DATA EXCERPTS:
------------------------------------------------

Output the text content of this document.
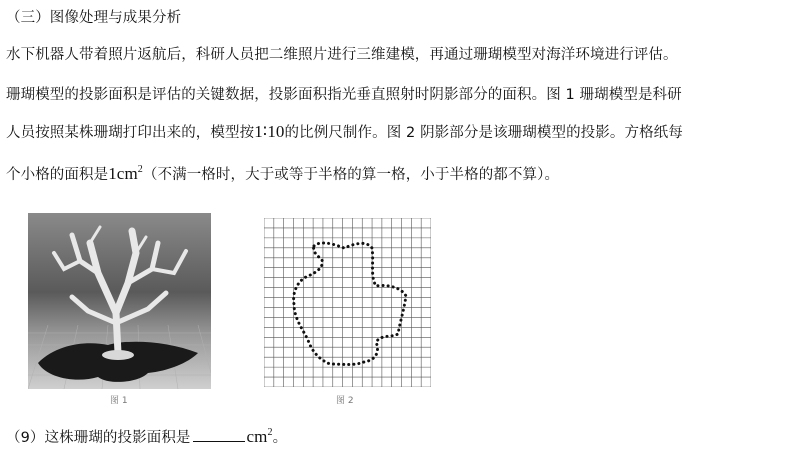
（三）图像处理与成果分析
水下机器人带着照片返航后，科研人员把二维照片进行三维建模，再通过珊瑚模型对海洋环境进行评估。
珊瑚模型的投影面积是评估的关键数据，投影面积指光垂直照射时阴影部分的面积。图 1 珊瑚模型是科研
人员按照某株珊瑚打印出来的，模型按1∶10的比例尺制作。图 2 阴影部分是该珊瑚模型的投影。方格纸每
个小格的面积是$1cm^2$（不满一格时，大于或等于半格的算一格，小于半格的都不算）。
图 1	图 2
（9）这株珊瑚的投影面积是	$cm^2$。
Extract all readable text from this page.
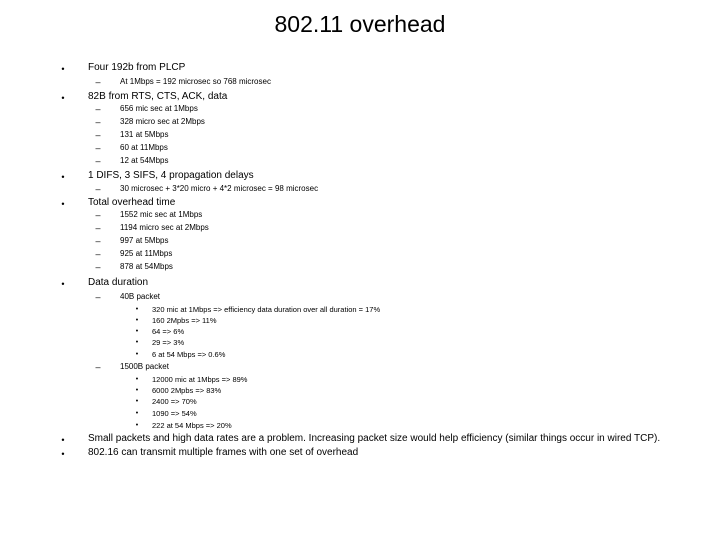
802.11 overhead
•	Four 192b from PLCP
–	At 1Mbps = 192 microsec so 768 microsec
•	82B from RTS, CTS, ACK, data
–	656 mic sec at 1Mbps
–	328 micro sec at 2Mbps
–	131 at 5Mbps
–	60 at 11Mbps
–	12 at 54Mbps
•	1 DIFS, 3 SIFS, 4 propagation delays
–	30 microsec + 3*20 micro + 4*2 microsec = 98 microsec
•	Total overhead time
–	1552 mic sec at 1Mbps
–	1194 micro sec at 2Mbps
–	997 at 5Mbps
–	925 at 11Mbps
–	878 at 54Mbps
•	Data duration
–	40B packet
•	320 mic at 1Mbps => efficiency data duration over all duration = 17%
•	160 2Mpbs => 11%
•	64 => 6%
•	29 => 3%
•	6 at 54 Mbps => 0.6%
–	1500B packet
•	12000 mic at 1Mbps => 89%
•	6000 2Mpbs => 83%
•	2400 => 70%
•	1090 => 54%
•	222 at 54 Mbps => 20%
•	Small packets and high data rates are a problem. Increasing packet size would help efficiency (similar things occur in wired TCP).
•	802.16 can transmit multiple frames with one set of overhead
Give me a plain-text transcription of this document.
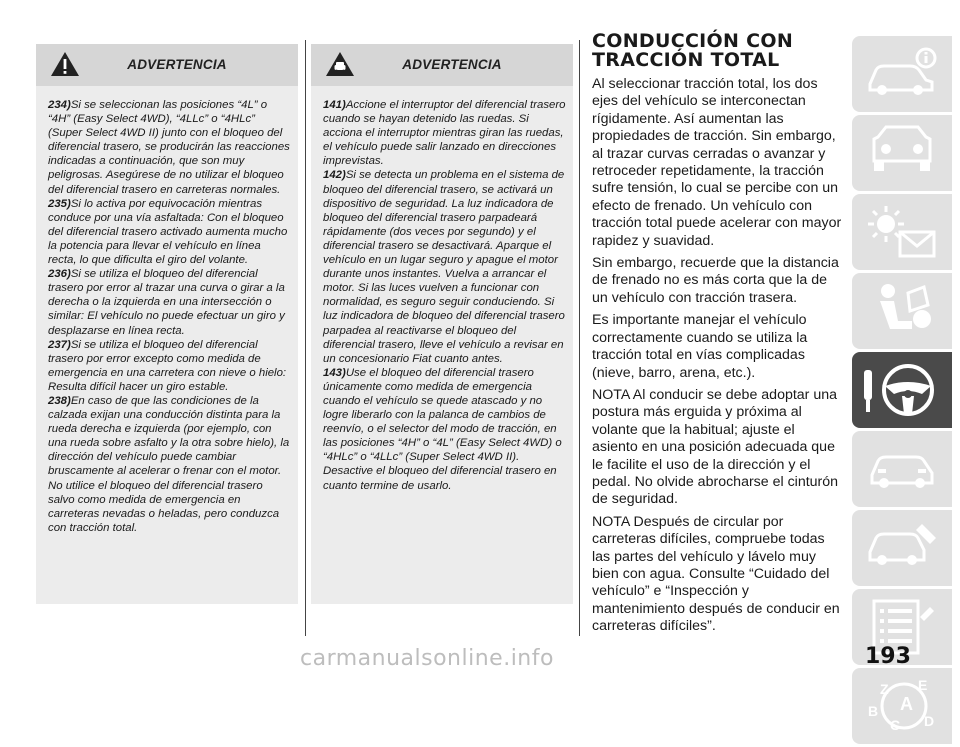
ADVERTENCIA

234)Si se seleccionan las posiciones “4L” o “4H” (Easy Select 4WD), “4LLc” o “4HLc” (Super Select 4WD II) junto con el bloqueo del diferencial trasero, se producirán las reacciones indicadas a continuación, que son muy peligrosas. Asegúrese de no utilizar el bloqueo del diferencial trasero en carreteras normales.

235)Si lo activa por equivocación mientras conduce por una vía asfaltada: Con el bloqueo del diferencial trasero activado aumenta mucho la potencia para llevar el vehículo en línea recta, lo que dificulta el giro del volante.

236)Si se utiliza el bloqueo del diferencial trasero por error al trazar una curva o girar a la derecha o la izquierda en una intersección o similar: El vehículo no puede efectuar un giro y desplazarse en línea recta.

237)Si se utiliza el bloqueo del diferencial trasero por error excepto como medida de emergencia en una carretera con nieve o hielo: Resulta difícil hacer un giro estable.

238)En caso de que las condiciones de la calzada exijan una conducción distinta para la rueda derecha e izquierda (por ejemplo, con una rueda sobre asfalto y la otra sobre hielo), la dirección del vehículo puede cambiar bruscamente al acelerar o frenar con el motor. No utilice el bloqueo del diferencial trasero salvo como medida de emergencia en carreteras nevadas o heladas, pero conduzca con tracción total.

ADVERTENCIA

141)Accione el interruptor del diferencial trasero cuando se hayan detenido las ruedas. Si acciona el interruptor mientras giran las ruedas, el vehículo puede salir lanzado en direcciones imprevistas.

142)Si se detecta un problema en el sistema de bloqueo del diferencial trasero, se activará un dispositivo de seguridad. La luz indicadora de bloqueo del diferencial trasero parpadeará rápidamente (dos veces por segundo) y el diferencial trasero se desactivará. Aparque el vehículo en un lugar seguro y apague el motor durante unos instantes. Vuelva a arrancar el motor. Si las luces vuelven a funcionar con normalidad, es seguro seguir conduciendo. Si luz indicadora de bloqueo del diferencial trasero parpadea al reactivarse el bloqueo del diferencial trasero, lleve el vehículo a revisar en un concesionario Fiat cuanto antes.

143)Use el bloqueo del diferencial trasero únicamente como medida de emergencia cuando el vehículo se quede atascado y no logre liberarlo con la palanca de cambios de reenvío, o el selector del modo de tracción, en las posiciones “4H” o “4L” (Easy Select 4WD) o “4HLc” o “4LLc” (Super Select 4WD II). Desactive el bloqueo del diferencial trasero en cuanto termine de usarlo.

CONDUCCIÓN CON
TRACCIÓN TOTAL

Al seleccionar tracción total, los dos ejes del vehículo se interconectan rígidamente. Así aumentan las propiedades de tracción. Sin embargo, al trazar curvas cerradas o avanzar y retroceder repetidamente, la tracción sufre tensión, lo cual se percibe con un efecto de frenado. Un vehículo con tracción total puede acelerar con mayor rapidez y suavidad.

Sin embargo, recuerde que la distancia de frenado no es más corta que la de un vehículo con tracción trasera.

Es importante manejar el vehículo correctamente cuando se utiliza la tracción total en vías complicadas (nieve, barro, arena, etc.).

NOTA Al conducir se debe adoptar una postura más erguida y próxima al volante que la habitual; ajuste el asiento en una posición adecuada que le facilite el uso de la dirección y el pedal. No olvide abrocharse el cinturón de seguridad.

NOTA Después de circular por carreteras difíciles, compruebe todas las partes del vehículo y lávelo muy bien con agua. Consulte “Cuidado del vehículo” e “Inspección y mantenimiento después de conducir en carreteras difíciles”.

Z E
A
B
C D
193
carmanualsonline.info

------------------------------------------------

WRITTEN TASK: In the material above, show every line where the word "giro" turns up.

RESPONSE BELOW:
235)Si lo activa por equivocación mientras conduce por una vía asfaltada: Con el bloqueo del diferencial trasero activado aumenta mucho la potencia para llevar el vehículo en línea recta, lo que dificulta el giro del volante.
236)Si se utiliza el bloqueo del diferencial trasero por error al trazar una curva o girar a la derecha o la izquierda en una intersección o similar: El vehículo no puede efectuar un giro y desplazarse en línea recta.
237)Si se utiliza el bloqueo del diferencial trasero por error excepto como medida de emergencia en una carretera con nieve o hielo: Resulta difícil hacer un giro estable.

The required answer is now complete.